Figure contents as structured data:
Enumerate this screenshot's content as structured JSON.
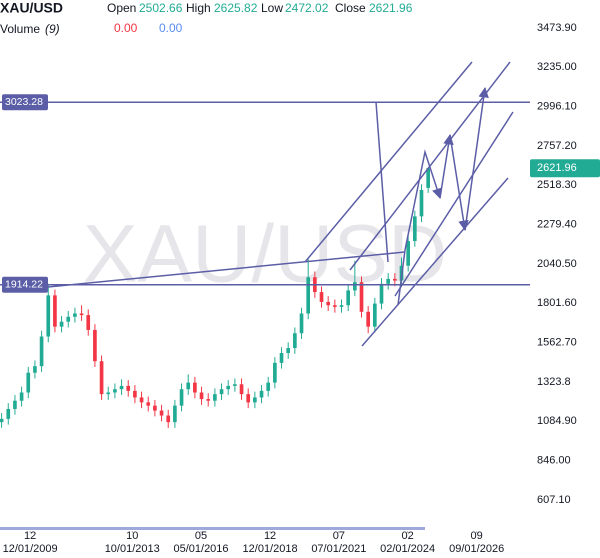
{
  "chart_data": {
    "type": "candlestick",
    "title": "XAU/USD",
    "ohlc_labels": [
      "Open",
      "High",
      "Low",
      "Close"
    ],
    "volume_legend": {
      "label": "Volume",
      "param": "(9)",
      "values": [
        "0.00",
        "0.00"
      ]
    },
    "watermark": "XAU/USD",
    "up_color": "#22ab94",
    "down_color": "#f23645",
    "x": [
      2008.85,
      2009.1,
      2009.35,
      2009.6,
      2009.85,
      2010.1,
      2010.35,
      2010.6,
      2010.85,
      2011.1,
      2011.35,
      2011.6,
      2011.85,
      2012.1,
      2012.35,
      2012.6,
      2012.85,
      2013.1,
      2013.35,
      2013.6,
      2013.85,
      2014.1,
      2014.35,
      2014.6,
      2014.85,
      2015.1,
      2015.35,
      2015.6,
      2015.85,
      2016.1,
      2016.35,
      2016.6,
      2016.85,
      2017.1,
      2017.35,
      2017.6,
      2017.85,
      2018.1,
      2018.35,
      2018.6,
      2018.85,
      2019.1,
      2019.35,
      2019.6,
      2019.85,
      2020.1,
      2020.35,
      2020.6,
      2020.85,
      2021.1,
      2021.35,
      2021.6,
      2021.85,
      2022.1,
      2022.35,
      2022.6,
      2022.85,
      2023.1,
      2023.35,
      2023.6,
      2023.85,
      2024.1,
      2024.35,
      2024.6,
      2024.85
    ],
    "open": [
      1080,
      1100,
      1160,
      1210,
      1260,
      1380,
      1420,
      1600,
      1850,
      1660,
      1690,
      1720,
      1740,
      1730,
      1640,
      1450,
      1250,
      1260,
      1280,
      1300,
      1270,
      1230,
      1200,
      1180,
      1150,
      1120,
      1080,
      1180,
      1280,
      1320,
      1260,
      1220,
      1210,
      1250,
      1280,
      1300,
      1310,
      1250,
      1200,
      1230,
      1270,
      1320,
      1440,
      1500,
      1530,
      1620,
      1740,
      1960,
      1870,
      1810,
      1790,
      1780,
      1790,
      1880,
      1930,
      1750,
      1660,
      1800,
      1920,
      1950,
      1940,
      2030,
      2180,
      2330,
      2502.66
    ],
    "high": [
      1135,
      1195,
      1245,
      1295,
      1415,
      1455,
      1635,
      1920,
      1885,
      1725,
      1755,
      1775,
      1790,
      1765,
      1675,
      1485,
      1295,
      1315,
      1340,
      1335,
      1305,
      1265,
      1235,
      1215,
      1185,
      1155,
      1215,
      1315,
      1370,
      1355,
      1295,
      1255,
      1285,
      1315,
      1335,
      1345,
      1345,
      1285,
      1265,
      1305,
      1355,
      1475,
      1535,
      1565,
      1655,
      1775,
      2070,
      1995,
      1905,
      1845,
      1825,
      1825,
      1915,
      2060,
      1965,
      1785,
      1835,
      1955,
      1985,
      1985,
      2080,
      2215,
      2365,
      2525,
      2625.82
    ],
    "low": [
      1045,
      1065,
      1125,
      1175,
      1225,
      1345,
      1385,
      1565,
      1625,
      1625,
      1655,
      1685,
      1695,
      1605,
      1415,
      1215,
      1215,
      1225,
      1245,
      1235,
      1195,
      1165,
      1145,
      1115,
      1085,
      1045,
      1045,
      1145,
      1245,
      1225,
      1185,
      1175,
      1175,
      1215,
      1245,
      1265,
      1215,
      1165,
      1165,
      1195,
      1235,
      1285,
      1405,
      1465,
      1495,
      1585,
      1705,
      1835,
      1775,
      1755,
      1745,
      1745,
      1755,
      1845,
      1715,
      1620,
      1625,
      1765,
      1885,
      1905,
      1905,
      1995,
      2145,
      2295,
      2472.02
    ],
    "close": [
      1100,
      1160,
      1210,
      1260,
      1380,
      1420,
      1600,
      1850,
      1660,
      1690,
      1720,
      1740,
      1730,
      1640,
      1450,
      1250,
      1260,
      1280,
      1300,
      1270,
      1230,
      1200,
      1180,
      1150,
      1120,
      1080,
      1180,
      1280,
      1320,
      1260,
      1220,
      1210,
      1250,
      1280,
      1300,
      1310,
      1250,
      1200,
      1230,
      1270,
      1320,
      1440,
      1500,
      1530,
      1620,
      1740,
      1960,
      1870,
      1810,
      1790,
      1780,
      1790,
      1880,
      1930,
      1750,
      1660,
      1800,
      1920,
      1950,
      1940,
      2030,
      2180,
      2330,
      2490,
      2621.96
    ],
    "xlim": [
      2008.79,
      2028.67
    ],
    "xticks": [
      {
        "value": 2009.92,
        "label": "12/01/2009"
      },
      {
        "value": 2013.75,
        "label": "10/01/2013"
      },
      {
        "value": 2016.33,
        "label": "05/01/2016"
      },
      {
        "value": 2018.92,
        "label": "12/01/2018"
      },
      {
        "value": 2021.5,
        "label": "07/01/2021"
      },
      {
        "value": 2024.08,
        "label": "02/01/2024"
      },
      {
        "value": 2026.67,
        "label": "09/01/2026"
      }
    ],
    "x_month_labels": [
      "12",
      "10",
      "05",
      "12",
      "07",
      "02",
      "09"
    ],
    "ylim": [
      424.8,
      3644.0
    ],
    "yticks": [
      {
        "value": 607.1,
        "label": "607.10"
      },
      {
        "value": 846,
        "label": "846.00"
      },
      {
        "value": 1084.9,
        "label": "1084.90"
      },
      1323.8,
      {
        "value": 1562.7,
        "label": "1562.70"
      },
      {
        "value": 1801.6,
        "label": "1801.60"
      },
      {
        "value": 2040.5,
        "label": "2040.50"
      },
      {
        "value": 2279.4,
        "label": "2279.40"
      },
      {
        "value": 2518.3,
        "label": "2518.30"
      },
      {
        "value": 2757.2,
        "label": "2757.20"
      },
      {
        "value": 2996.1,
        "label": "2996.10"
      },
      {
        "value": 3235,
        "label": "3235.00"
      },
      {
        "value": 3473.9,
        "label": "3473.90"
      }
    ],
    "hlines": [
      {
        "value": 3023.28,
        "color": "#5b5ea6"
      },
      {
        "value": 1914.22,
        "color": "#5b5ea6"
      }
    ],
    "last_price_color": "#22ab94"
  }
}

WHAT THIS TASK INVOLVES:
Each record should be quoted exactly, with the images omitted.

ANSWER FOR THE TASK:
Enumerate this screenshot's content as structured JSON.
{
  "chart_data": {
    "type": "candlestick",
    "title": "XAU/USD",
    "ohlc_labels": [
      "Open",
      "High",
      "Low",
      "Close"
    ],
    "volume_legend": {
      "label": "Volume",
      "param": "(9)",
      "values": [
        "0.00",
        "0.00"
      ]
    },
    "watermark": "XAU/USD",
    "up_color": "#22ab94",
    "down_color": "#f23645",
    "x": [
      2008.85,
      2009.1,
      2009.35,
      2009.6,
      2009.85,
      2010.1,
      2010.35,
      2010.6,
      2010.85,
      2011.1,
      2011.35,
      2011.6,
      2011.85,
      2012.1,
      2012.35,
      2012.6,
      2012.85,
      2013.1,
      2013.35,
      2013.6,
      2013.85,
      2014.1,
      2014.35,
      2014.6,
      2014.85,
      2015.1,
      2015.35,
      2015.6,
      2015.85,
      2016.1,
      2016.35,
      2016.6,
      2016.85,
      2017.1,
      2017.35,
      2017.6,
      2017.85,
      2018.1,
      2018.35,
      2018.6,
      2018.85,
      2019.1,
      2019.35,
      2019.6,
      2019.85,
      2020.1,
      2020.35,
      2020.6,
      2020.85,
      2021.1,
      2021.35,
      2021.6,
      2021.85,
      2022.1,
      2022.35,
      2022.6,
      2022.85,
      2023.1,
      2023.35,
      2023.6,
      2023.85,
      2024.1,
      2024.35,
      2024.6,
      2024.85
    ],
    "open": [
      1080,
      1100,
      1160,
      1210,
      1260,
      1380,
      1420,
      1600,
      1850,
      1660,
      1690,
      1720,
      1740,
      1730,
      1640,
      1450,
      1250,
      1260,
      1280,
      1300,
      1270,
      1230,
      1200,
      1180,
      1150,
      1120,
      1080,
      1180,
      1280,
      1320,
      1260,
      1220,
      1210,
      1250,
      1280,
      1300,
      1310,
      1250,
      1200,
      1230,
      1270,
      1320,
      1440,
      1500,
      1530,
      1620,
      1740,
      1960,
      1870,
      1810,
      1790,
      1780,
      1790,
      1880,
      1930,
      1750,
      1660,
      1800,
      1920,
      1950,
      1940,
      2030,
      2180,
      2330,
      2502.66
    ],
    "high": [
      1135,
      1195,
      1245,
      1295,
      1415,
      1455,
      1635,
      1920,
      1885,
      1725,
      1755,
      1775,
      1790,
      1765,
      1675,
      1485,
      1295,
      1315,
      1340,
      1335,
      1305,
      1265,
      1235,
      1215,
      1185,
      1155,
      1215,
      1315,
      1370,
      1355,
      1295,
      1255,
      1285,
      1315,
      1335,
      1345,
      1345,
      1285,
      1265,
      1305,
      1355,
      1475,
      1535,
      1565,
      1655,
      1775,
      2070,
      1995,
      1905,
      1845,
      1825,
      1825,
      1915,
      2060,
      1965,
      1785,
      1835,
      1955,
      1985,
      1985,
      2080,
      2215,
      2365,
      2525,
      2625.82
    ],
    "low": [
      1045,
      1065,
      1125,
      1175,
      1225,
      1345,
      1385,
      1565,
      1625,
      1625,
      1655,
      1685,
      1695,
      1605,
      1415,
      1215,
      1215,
      1225,
      1245,
      1235,
      1195,
      1165,
      1145,
      1115,
      1085,
      1045,
      1045,
      1145,
      1245,
      1225,
      1185,
      1175,
      1175,
      1215,
      1245,
      1265,
      1215,
      1165,
      1165,
      1195,
      1235,
      1285,
      1405,
      1465,
      1495,
      1585,
      1705,
      1835,
      1775,
      1755,
      1745,
      1745,
      1755,
      1845,
      1715,
      1620,
      1625,
      1765,
      1885,
      1905,
      1905,
      1995,
      2145,
      2295,
      2472.02
    ],
    "close": [
      1100,
      1160,
      1210,
      1260,
      1380,
      1420,
      1600,
      1850,
      1660,
      1690,
      1720,
      1740,
      1730,
      1640,
      1450,
      1250,
      1260,
      1280,
      1300,
      1270,
      1230,
      1200,
      1180,
      1150,
      1120,
      1080,
      1180,
      1280,
      1320,
      1260,
      1220,
      1210,
      1250,
      1280,
      1300,
      1310,
      1250,
      1200,
      1230,
      1270,
      1320,
      1440,
      1500,
      1530,
      1620,
      1740,
      1960,
      1870,
      1810,
      1790,
      1780,
      1790,
      1880,
      1930,
      1750,
      1660,
      1800,
      1920,
      1950,
      1940,
      2030,
      2180,
      2330,
      2490,
      2621.96
    ],
    "xlim": [
      2008.79,
      2028.67
    ],
    "xticks": [
      {
        "value": 2009.92,
        "label": "12/01/2009"
      },
      {
        "value": 2013.75,
        "label": "10/01/2013"
      },
      {
        "value": 2016.33,
        "label": "05/01/2016"
      },
      {
        "value": 2018.92,
        "label": "12/01/2018"
      },
      {
        "value": 2021.5,
        "label": "07/01/2021"
      },
      {
        "value": 2024.08,
        "label": "02/01/2024"
      },
      {
        "value": 2026.67,
        "label": "09/01/2026"
      }
    ],
    "x_month_labels": [
      "12",
      "10",
      "05",
      "12",
      "07",
      "02",
      "09"
    ],
    "ylim": [
      424.8,
      3644.0
    ],
    "yticks": [
      {
        "value": 607.1,
        "label": "607.10"
      },
      {
        "value": 846,
        "label": "846.00"
      },
      {
        "value": 1084.9,
        "label": "1084.90"
      },
      1323.8,
      {
        "value": 1562.7,
        "label": "1562.70"
      },
      {
        "value": 1801.6,
        "label": "1801.60"
      },
      {
        "value": 2040.5,
        "label": "2040.50"
      },
      {
        "value": 2279.4,
        "label": "2279.40"
      },
      {
        "value": 2518.3,
        "label": "2518.30"
      },
      {
        "value": 2757.2,
        "label": "2757.20"
      },
      {
        "value": 2996.1,
        "label": "2996.10"
      },
      {
        "value": 3235,
        "label": "3235.00"
      },
      {
        "value": 3473.9,
        "label": "3473.90"
      }
    ],
    "hlines": [
      {
        "value": 3023.28,
        "color": "#5b5ea6"
      },
      {
        "value": 1914.22,
        "color": "#5b5ea6"
      }
    ],
    "last_price_color": "#22ab94"
  }
}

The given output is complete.